与えられた文章:
2024/10/01 tue
前回の章
隣の一室は問題児部屋と呼ばれていた。
通常では留置の中に入ると、みんな仲良くしようとするものである。
何故ならつまらない事で喧嘩をしたりイザコザを起こしたりすると、留置所だけじゃなく刑務所に送られる可能性が大になるからだ。
だからみんな暇つぶしも兼ね、とにかく話をするか昼寝をする。
横が何故問題児部屋と呼ばれるかは、その名の通り問題児で困ったちゃんだからだ。
現在は一名しか一室にはいない。
こいつは公務執行妨害で捕まったらしいが、馬鹿なので一ヶ月以上もここにいる。
三度の飯を食べ終わると元気になるのか、いつも大声で叫びだす。
「俺の家族に連絡しろー、警察! 俺の家庭を壊す気か~、警察! どういう事だ、警察!」
こんな感じで十五分はずっと鉄格子越しに吠えている。
始まるとまたかと俺たちは大笑いした。
一日に食事後、三回。
これが彼の日課になっている。
ある日、隣の一室にもう一人の奴が入ってきた。
一室に入るなんて、一体どんな奴だろう?
俺とヤクザ者は、色々好き勝手に想像をして話し合った。
そんな中、声が聞こえてきた。
「担当さん、座ってればいいんでしょ?」
「ん?」
「俺、ここに座っていればいいんだよね?」
「ああ、中で大人しく座ってろ」
「うん、うん…。俺、ここに座ってればいいんでしょ? だ、駄目?」
「駄目じゃない。そのまま、座ってろ」
「担当さん、立っちゃ駄目なんでしょ?」
「うるさいぞ、おまえ。五番、大人しく座ってろ!」
「うん、うん…。座ってればいいんだよね? だ、駄目?」
「うるせえって言ってんだろ! 少しは黙ってろ!」
「座ってればいいんでしょ? 駄目?」
俺とヤクザ者は、お互い顔を見合わせて大笑いした。
中にいるとほぼ自由がないので退屈だった。
でも、ちょっとは退屈しのぎになりそうだ。
おかしな奴が入ってきたものである。
五番……。
この日、新たな要注意人物が俺たちの仲間に加わった。
同室の若い自衛官は年を聞くと、まだ二十歳だった。
いつも両膝を抱えてうずくまり、会話に参加しようともしない。
「何をして、ここに来たの?」
そう優しく聞いても、一切答えようとしなかった。
ある日、その自衛官に面会があった。
面会時間は十分。
しかし、彼は五分もしない内に戻ってきた。
「どうしたの? 妙に早かったじゃん」
暗い表情の自衛官に声を掛けると、泣きそうな顔になり少しずつ話し出した。

元の記録

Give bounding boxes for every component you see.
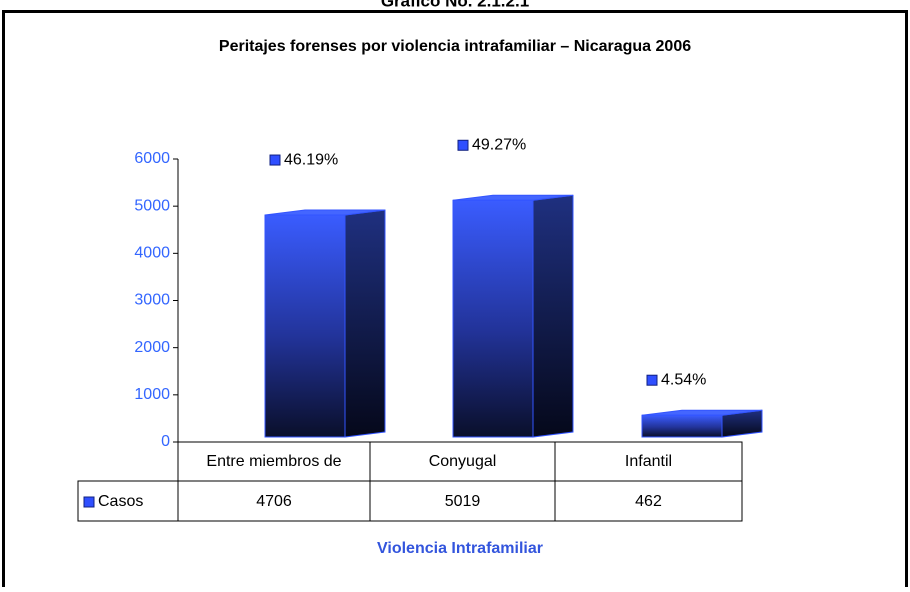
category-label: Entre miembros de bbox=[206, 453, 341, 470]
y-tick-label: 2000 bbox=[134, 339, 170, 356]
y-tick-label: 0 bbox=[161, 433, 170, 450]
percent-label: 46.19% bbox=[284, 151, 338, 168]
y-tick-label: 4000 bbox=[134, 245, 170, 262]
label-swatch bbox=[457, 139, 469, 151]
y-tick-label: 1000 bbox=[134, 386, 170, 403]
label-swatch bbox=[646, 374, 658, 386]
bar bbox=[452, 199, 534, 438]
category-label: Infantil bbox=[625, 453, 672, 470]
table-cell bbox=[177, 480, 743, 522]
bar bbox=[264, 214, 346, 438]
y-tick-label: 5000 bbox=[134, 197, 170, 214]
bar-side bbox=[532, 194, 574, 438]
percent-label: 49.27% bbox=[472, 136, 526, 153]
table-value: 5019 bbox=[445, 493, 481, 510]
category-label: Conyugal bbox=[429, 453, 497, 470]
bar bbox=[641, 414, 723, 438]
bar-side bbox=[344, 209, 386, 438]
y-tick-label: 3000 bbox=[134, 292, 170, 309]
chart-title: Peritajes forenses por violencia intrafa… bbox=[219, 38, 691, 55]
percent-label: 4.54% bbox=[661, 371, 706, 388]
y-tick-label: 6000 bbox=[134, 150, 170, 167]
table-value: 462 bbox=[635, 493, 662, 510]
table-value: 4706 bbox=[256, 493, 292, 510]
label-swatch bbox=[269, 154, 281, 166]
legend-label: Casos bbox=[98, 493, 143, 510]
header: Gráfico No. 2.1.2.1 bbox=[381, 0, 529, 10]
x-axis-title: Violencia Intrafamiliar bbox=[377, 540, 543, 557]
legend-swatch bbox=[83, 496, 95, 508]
==
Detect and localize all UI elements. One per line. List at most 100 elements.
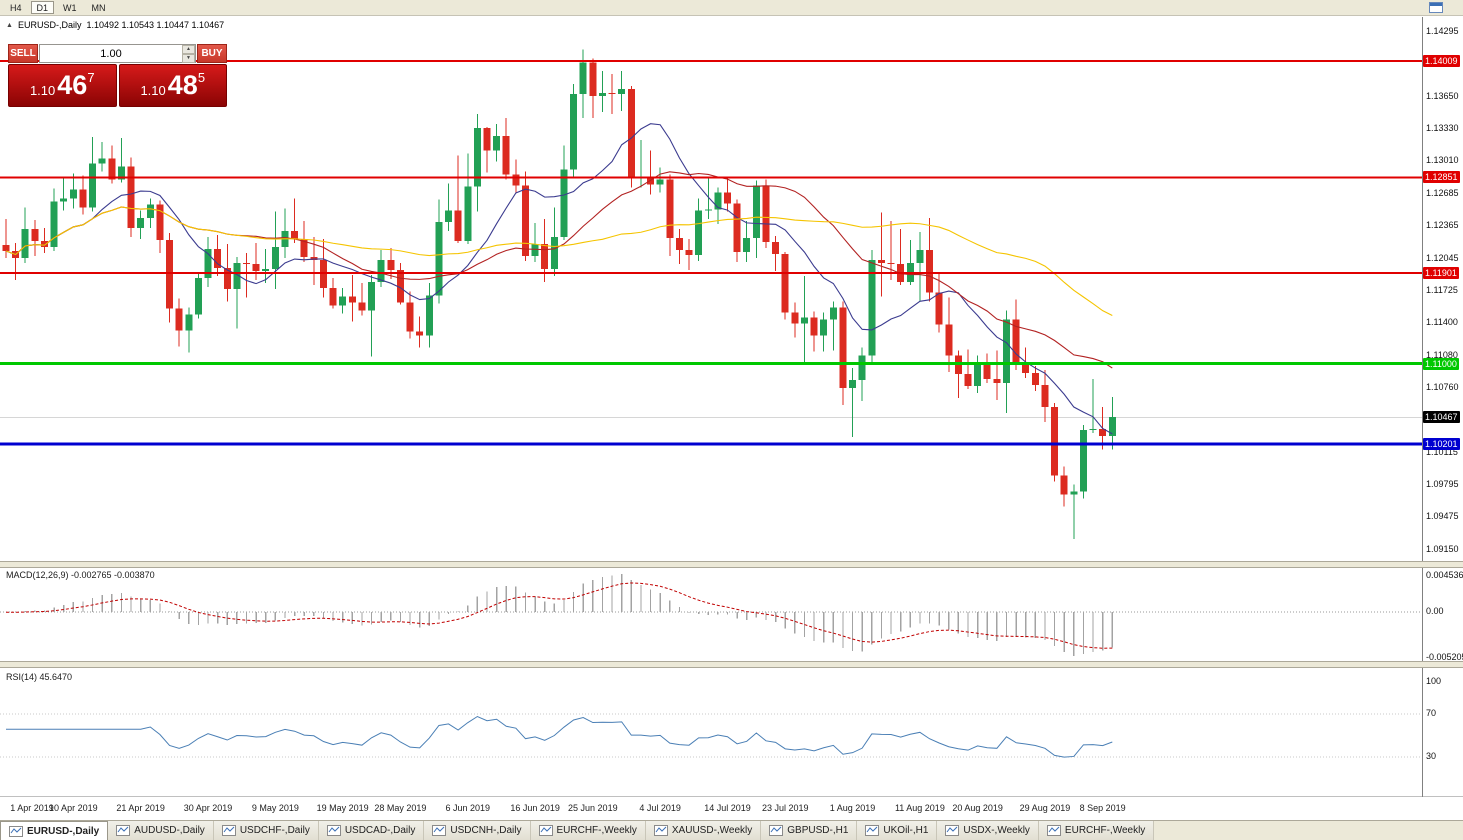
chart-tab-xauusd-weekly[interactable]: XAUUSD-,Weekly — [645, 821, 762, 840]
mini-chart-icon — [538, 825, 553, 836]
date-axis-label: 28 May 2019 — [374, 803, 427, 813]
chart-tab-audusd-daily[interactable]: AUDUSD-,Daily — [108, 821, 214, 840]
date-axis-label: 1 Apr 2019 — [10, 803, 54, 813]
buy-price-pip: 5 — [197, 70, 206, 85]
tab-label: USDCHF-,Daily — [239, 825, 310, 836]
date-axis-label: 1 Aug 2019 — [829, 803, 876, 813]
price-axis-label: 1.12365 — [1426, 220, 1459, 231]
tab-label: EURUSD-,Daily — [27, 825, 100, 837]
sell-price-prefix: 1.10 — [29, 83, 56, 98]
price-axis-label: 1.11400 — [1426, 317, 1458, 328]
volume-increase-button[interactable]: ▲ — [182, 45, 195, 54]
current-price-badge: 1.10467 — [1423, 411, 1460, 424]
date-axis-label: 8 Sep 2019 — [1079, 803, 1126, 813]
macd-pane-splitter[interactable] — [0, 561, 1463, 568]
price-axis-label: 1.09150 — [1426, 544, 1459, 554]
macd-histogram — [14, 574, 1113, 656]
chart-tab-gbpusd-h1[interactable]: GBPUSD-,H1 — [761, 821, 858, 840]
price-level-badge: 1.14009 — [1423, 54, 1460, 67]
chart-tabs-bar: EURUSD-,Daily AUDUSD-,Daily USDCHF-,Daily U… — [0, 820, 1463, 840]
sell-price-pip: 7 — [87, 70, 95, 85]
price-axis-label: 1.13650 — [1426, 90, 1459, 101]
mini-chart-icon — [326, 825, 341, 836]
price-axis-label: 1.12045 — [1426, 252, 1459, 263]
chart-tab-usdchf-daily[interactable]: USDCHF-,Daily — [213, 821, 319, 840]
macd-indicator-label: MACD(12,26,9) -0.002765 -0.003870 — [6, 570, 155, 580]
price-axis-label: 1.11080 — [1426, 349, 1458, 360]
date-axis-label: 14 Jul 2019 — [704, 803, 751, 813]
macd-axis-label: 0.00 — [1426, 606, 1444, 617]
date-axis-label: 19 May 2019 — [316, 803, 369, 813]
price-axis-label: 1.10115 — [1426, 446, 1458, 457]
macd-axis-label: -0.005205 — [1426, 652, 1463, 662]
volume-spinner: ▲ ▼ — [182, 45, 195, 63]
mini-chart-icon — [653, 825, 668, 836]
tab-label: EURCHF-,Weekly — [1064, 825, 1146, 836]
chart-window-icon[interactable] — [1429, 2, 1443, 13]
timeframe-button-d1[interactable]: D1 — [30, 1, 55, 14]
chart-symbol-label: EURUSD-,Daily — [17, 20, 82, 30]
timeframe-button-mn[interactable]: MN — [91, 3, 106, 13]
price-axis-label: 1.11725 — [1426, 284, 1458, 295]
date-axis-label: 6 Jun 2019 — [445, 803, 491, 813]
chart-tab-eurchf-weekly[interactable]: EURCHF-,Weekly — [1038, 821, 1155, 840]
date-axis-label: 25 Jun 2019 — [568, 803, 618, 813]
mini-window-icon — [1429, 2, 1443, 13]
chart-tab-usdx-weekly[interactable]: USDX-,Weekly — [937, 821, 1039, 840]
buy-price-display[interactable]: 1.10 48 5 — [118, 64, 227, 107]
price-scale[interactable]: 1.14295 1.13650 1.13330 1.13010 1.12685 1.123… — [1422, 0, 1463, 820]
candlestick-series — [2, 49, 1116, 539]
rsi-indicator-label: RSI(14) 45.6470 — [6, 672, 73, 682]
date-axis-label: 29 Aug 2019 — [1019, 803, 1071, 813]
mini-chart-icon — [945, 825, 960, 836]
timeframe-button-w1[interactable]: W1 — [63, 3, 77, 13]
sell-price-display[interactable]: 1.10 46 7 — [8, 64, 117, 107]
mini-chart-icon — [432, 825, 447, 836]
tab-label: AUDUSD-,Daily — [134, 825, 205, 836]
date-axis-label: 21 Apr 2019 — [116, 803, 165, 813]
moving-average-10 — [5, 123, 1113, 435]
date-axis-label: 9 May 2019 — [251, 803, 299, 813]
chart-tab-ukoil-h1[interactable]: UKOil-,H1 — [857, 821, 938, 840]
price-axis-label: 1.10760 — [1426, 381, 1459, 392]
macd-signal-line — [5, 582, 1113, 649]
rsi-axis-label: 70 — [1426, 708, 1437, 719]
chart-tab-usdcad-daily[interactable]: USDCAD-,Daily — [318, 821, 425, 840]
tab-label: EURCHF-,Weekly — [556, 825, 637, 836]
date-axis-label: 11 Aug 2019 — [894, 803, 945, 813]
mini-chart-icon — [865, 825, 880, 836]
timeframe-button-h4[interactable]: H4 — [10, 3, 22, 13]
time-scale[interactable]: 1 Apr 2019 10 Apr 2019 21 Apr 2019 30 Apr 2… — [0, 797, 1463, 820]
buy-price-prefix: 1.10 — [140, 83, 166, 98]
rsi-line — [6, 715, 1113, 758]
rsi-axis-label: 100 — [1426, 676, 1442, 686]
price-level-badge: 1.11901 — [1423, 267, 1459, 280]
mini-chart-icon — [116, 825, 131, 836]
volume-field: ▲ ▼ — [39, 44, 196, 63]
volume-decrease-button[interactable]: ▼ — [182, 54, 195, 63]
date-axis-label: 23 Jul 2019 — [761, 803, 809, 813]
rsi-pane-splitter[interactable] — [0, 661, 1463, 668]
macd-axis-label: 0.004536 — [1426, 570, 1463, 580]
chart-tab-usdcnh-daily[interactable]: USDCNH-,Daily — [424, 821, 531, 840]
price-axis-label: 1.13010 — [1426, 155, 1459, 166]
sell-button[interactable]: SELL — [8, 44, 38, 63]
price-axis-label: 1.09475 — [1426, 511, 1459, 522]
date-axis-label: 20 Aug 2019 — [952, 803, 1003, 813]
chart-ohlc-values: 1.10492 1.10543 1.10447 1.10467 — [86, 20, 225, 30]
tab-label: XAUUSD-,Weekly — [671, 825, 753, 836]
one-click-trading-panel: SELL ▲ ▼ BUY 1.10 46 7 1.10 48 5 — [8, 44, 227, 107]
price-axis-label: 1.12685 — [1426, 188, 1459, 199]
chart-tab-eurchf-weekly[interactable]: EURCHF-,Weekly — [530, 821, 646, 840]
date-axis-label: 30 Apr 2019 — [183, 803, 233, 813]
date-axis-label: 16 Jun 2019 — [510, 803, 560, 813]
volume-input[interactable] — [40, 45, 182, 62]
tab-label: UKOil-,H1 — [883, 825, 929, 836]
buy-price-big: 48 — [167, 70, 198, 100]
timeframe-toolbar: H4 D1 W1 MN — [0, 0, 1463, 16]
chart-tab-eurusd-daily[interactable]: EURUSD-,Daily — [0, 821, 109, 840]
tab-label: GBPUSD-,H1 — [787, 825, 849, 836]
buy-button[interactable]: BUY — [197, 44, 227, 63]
==
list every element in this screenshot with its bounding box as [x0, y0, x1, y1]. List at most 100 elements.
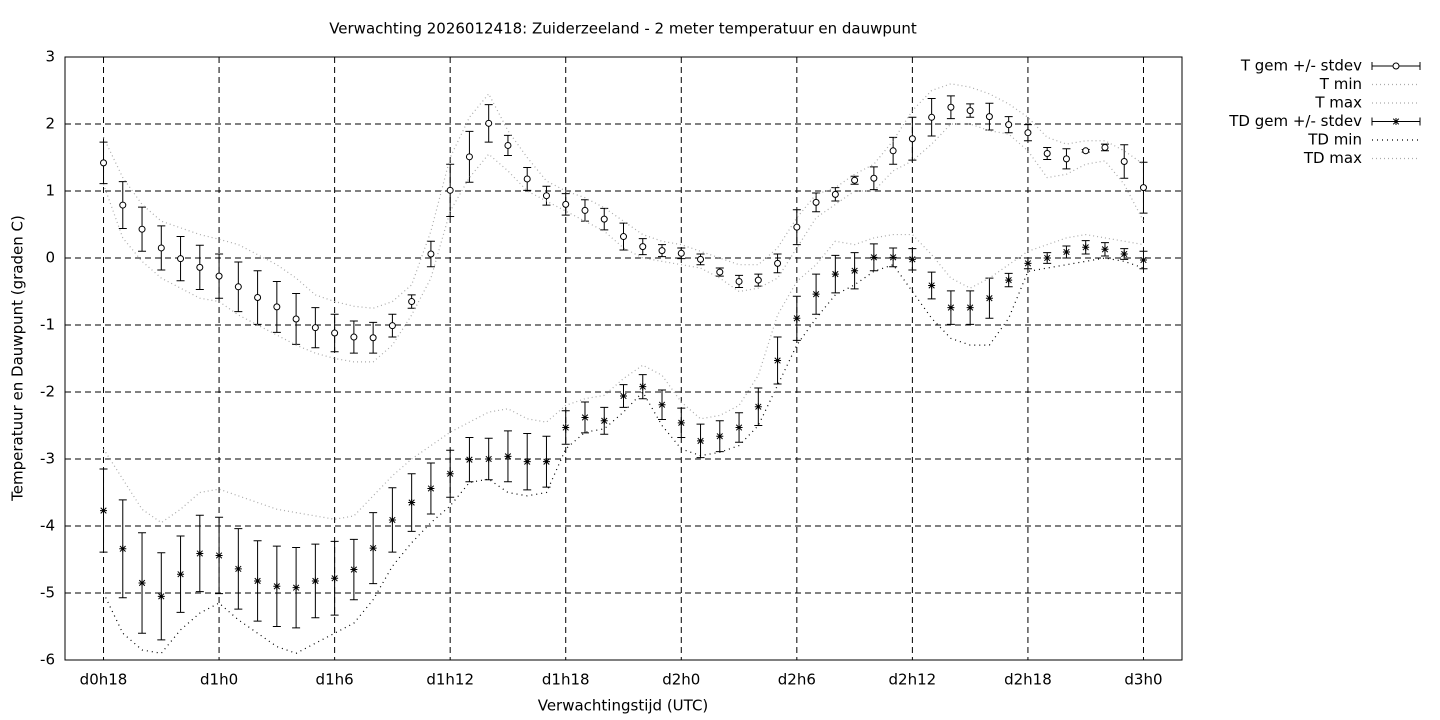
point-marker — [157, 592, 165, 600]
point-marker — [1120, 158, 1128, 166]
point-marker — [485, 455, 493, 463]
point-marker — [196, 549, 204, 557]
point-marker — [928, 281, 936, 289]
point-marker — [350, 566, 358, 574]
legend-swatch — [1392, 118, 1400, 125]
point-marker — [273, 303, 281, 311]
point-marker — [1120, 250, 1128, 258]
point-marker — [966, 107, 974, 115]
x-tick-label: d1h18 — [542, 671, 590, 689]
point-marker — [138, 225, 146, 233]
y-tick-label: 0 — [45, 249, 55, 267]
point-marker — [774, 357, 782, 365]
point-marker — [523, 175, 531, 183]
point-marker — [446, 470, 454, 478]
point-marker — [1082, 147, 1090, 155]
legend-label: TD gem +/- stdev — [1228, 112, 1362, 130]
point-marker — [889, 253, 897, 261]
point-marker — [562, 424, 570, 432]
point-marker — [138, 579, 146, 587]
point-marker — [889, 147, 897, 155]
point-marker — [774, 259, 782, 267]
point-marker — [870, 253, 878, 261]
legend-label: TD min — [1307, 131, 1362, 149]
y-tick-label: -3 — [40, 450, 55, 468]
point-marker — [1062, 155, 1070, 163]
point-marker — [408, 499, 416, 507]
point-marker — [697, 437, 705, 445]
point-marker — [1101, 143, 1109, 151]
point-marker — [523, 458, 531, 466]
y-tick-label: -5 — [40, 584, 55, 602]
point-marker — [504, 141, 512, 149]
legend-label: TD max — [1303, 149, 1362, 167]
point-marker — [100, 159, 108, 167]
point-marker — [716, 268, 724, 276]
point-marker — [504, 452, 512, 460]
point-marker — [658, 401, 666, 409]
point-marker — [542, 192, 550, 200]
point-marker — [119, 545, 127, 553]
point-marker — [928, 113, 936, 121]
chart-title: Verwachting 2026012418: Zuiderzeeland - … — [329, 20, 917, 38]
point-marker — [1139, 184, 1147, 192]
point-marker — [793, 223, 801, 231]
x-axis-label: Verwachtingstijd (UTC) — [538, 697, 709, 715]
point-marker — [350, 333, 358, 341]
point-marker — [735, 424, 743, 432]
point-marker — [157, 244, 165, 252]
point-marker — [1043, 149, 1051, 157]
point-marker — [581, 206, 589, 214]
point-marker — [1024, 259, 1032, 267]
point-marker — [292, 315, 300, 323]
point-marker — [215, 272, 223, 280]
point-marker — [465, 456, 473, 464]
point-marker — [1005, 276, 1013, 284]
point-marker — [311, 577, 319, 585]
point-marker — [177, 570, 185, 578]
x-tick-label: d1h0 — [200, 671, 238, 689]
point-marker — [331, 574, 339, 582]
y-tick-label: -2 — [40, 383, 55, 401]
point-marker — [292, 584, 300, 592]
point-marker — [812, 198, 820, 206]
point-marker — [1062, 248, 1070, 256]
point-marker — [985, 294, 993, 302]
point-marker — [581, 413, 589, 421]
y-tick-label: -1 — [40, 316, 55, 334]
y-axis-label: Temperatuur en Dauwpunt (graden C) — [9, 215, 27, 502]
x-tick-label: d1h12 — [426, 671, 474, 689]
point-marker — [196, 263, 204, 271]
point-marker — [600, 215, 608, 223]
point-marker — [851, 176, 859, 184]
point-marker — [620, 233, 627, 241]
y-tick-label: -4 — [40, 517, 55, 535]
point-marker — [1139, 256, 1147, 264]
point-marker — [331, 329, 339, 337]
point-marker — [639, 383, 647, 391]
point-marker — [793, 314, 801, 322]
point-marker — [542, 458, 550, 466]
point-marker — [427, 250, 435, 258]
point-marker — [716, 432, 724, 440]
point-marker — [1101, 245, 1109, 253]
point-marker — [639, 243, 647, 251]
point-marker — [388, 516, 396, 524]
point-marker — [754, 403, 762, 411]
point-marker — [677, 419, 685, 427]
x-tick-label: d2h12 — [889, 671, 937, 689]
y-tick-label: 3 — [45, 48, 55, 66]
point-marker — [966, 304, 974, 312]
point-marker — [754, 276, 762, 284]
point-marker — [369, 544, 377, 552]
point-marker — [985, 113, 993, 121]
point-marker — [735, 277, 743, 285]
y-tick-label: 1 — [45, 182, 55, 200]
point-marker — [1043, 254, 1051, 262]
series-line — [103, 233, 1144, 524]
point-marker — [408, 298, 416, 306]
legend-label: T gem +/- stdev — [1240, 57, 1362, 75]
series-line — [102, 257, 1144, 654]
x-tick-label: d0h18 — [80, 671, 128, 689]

課題:
**1.** 留置所の文章から、「この日、新たな要注意人物が俺たちの仲間に加わった。」から「しかし、彼は五分もしない内に戻ってきた。」までを、両端も含めて一字も変えずに抜き出してください。
**2.** 記録のうち、「point-marker — [157, 592, 165, 600]」を含む行から「point-marker — [523, 175, 531, 183]」を含む行までを、両端の行も含めてそのまま写すこと。
文章と記録は、それぞれ別の出典から取られている。

結果:
**1.**
この日、新たな要注意人物が俺たちの仲間に加わった。
同室の若い自衛官は年を聞くと、まだ二十歳だった。
いつも両膝を抱えてうずくまり、会話に参加しようともしない。
「何をして、ここに来たの?」
そう優しく聞いても、一切答えようとしなかった。
ある日、その自衛官に面会があった。
面会時間は十分。
しかし、彼は五分もしない内に戻ってきた。

**2.**
point-marker — [157, 592, 165, 600]
point-marker — [1120, 158, 1128, 166]
point-marker — [485, 455, 493, 463]
point-marker — [196, 549, 204, 557]
point-marker — [928, 281, 936, 289]
point-marker — [350, 566, 358, 574]
legend-swatch — [1392, 118, 1400, 125]
point-marker — [273, 303, 281, 311]
point-marker — [1120, 250, 1128, 258]
point-marker — [966, 107, 974, 115]
x-tick-label: d1h18 — [542, 671, 590, 689]
point-marker — [138, 225, 146, 233]
y-tick-label: 0 — [45, 249, 55, 267]
point-marker — [774, 357, 782, 365]
point-marker — [523, 175, 531, 183]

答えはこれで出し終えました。